Element and coordinate records

======

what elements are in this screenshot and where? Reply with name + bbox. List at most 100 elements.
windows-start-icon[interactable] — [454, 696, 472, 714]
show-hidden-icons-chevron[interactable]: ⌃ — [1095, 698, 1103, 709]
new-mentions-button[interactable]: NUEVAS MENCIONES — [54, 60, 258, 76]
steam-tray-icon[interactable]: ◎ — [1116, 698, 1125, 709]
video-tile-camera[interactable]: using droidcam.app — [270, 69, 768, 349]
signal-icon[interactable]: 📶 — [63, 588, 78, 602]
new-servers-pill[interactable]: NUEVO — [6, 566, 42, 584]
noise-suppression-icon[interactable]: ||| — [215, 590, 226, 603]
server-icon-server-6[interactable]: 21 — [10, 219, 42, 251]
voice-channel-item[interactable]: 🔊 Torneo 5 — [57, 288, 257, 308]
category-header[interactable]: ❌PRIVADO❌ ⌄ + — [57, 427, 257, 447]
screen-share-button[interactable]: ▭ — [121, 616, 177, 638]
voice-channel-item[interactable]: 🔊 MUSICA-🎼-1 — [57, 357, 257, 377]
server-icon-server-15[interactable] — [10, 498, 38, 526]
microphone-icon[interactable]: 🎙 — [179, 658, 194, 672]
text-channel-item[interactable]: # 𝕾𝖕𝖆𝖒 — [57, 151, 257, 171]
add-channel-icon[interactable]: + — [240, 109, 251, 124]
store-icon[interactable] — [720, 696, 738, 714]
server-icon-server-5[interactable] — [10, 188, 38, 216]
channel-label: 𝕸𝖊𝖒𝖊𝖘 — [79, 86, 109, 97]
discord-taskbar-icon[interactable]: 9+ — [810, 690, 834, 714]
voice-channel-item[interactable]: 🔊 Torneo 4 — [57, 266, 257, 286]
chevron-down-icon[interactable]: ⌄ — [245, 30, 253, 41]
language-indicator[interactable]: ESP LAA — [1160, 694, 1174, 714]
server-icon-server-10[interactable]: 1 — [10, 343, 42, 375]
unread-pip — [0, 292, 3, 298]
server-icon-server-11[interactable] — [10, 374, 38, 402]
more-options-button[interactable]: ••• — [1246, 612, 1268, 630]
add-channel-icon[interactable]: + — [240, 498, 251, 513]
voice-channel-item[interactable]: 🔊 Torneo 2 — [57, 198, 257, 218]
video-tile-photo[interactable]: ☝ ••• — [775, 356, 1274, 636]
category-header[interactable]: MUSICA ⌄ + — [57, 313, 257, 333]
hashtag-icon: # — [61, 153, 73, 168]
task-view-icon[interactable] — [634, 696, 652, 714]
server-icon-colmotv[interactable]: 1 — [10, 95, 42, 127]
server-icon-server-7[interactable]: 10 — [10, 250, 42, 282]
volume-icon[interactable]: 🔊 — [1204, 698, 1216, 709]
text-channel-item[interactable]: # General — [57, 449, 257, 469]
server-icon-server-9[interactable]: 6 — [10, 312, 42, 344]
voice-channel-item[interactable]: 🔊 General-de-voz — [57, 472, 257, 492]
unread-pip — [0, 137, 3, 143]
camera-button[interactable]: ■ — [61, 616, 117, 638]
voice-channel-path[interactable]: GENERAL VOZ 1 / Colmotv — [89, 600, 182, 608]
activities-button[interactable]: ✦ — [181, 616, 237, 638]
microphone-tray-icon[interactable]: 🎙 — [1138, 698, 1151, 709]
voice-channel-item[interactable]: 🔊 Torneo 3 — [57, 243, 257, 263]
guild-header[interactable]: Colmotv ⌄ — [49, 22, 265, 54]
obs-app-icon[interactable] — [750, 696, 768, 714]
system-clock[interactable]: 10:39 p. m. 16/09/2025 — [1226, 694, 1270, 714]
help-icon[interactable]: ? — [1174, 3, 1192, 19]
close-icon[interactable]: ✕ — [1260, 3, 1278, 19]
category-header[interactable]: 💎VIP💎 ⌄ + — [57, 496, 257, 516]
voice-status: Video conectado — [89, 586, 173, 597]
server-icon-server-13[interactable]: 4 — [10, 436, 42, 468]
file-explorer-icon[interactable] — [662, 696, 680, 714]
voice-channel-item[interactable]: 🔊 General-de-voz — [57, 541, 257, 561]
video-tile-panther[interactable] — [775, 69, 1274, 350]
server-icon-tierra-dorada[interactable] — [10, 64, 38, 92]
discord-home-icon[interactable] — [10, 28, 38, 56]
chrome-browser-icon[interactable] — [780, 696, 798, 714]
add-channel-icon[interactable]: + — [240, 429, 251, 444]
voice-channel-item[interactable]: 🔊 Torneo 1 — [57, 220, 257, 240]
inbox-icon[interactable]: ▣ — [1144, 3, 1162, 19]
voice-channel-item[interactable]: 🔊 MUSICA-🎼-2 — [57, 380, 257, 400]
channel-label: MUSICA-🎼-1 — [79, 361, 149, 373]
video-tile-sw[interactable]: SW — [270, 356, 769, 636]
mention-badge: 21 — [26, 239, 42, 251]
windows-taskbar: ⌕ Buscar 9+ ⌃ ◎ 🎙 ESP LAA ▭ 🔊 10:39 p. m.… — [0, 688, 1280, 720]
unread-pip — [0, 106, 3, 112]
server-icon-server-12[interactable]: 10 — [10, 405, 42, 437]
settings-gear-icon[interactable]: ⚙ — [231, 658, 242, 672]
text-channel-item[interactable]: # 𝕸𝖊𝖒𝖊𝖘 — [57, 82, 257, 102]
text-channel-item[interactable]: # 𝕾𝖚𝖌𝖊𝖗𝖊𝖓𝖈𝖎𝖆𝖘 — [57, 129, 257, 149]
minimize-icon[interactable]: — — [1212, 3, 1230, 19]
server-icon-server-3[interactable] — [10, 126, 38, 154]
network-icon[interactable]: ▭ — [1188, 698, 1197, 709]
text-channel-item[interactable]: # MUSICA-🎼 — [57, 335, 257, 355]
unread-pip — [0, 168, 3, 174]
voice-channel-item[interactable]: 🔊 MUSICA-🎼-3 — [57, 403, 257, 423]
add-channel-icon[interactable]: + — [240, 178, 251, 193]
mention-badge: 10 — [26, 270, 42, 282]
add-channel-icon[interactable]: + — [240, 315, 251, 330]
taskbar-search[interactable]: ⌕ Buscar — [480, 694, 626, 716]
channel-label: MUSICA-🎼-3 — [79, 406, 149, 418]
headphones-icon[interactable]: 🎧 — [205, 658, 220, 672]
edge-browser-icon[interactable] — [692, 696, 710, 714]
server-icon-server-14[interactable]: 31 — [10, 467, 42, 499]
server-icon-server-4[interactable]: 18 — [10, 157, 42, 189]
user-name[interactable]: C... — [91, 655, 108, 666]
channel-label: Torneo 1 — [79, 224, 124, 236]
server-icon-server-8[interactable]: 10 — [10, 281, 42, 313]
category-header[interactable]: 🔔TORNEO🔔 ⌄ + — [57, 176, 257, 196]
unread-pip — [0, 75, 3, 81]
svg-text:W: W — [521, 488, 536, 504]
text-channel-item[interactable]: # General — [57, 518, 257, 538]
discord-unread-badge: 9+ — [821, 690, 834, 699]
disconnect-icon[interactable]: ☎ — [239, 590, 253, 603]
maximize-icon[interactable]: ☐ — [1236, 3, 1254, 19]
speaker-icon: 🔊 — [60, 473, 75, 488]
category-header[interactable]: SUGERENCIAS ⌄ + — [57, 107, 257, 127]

======

WHAT THE TASK REQUIRES
Show every line of the listing above that contains the string "label".

FINAL ANSWER
channel-label: 𝕸𝖊𝖒𝖊𝖘 — [79, 86, 109, 97]
channel-label: MUSICA-🎼-1 — [79, 361, 149, 373]
channel-label: MUSICA-🎼-3 — [79, 406, 149, 418]
channel-label: Torneo 1 — [79, 224, 124, 236]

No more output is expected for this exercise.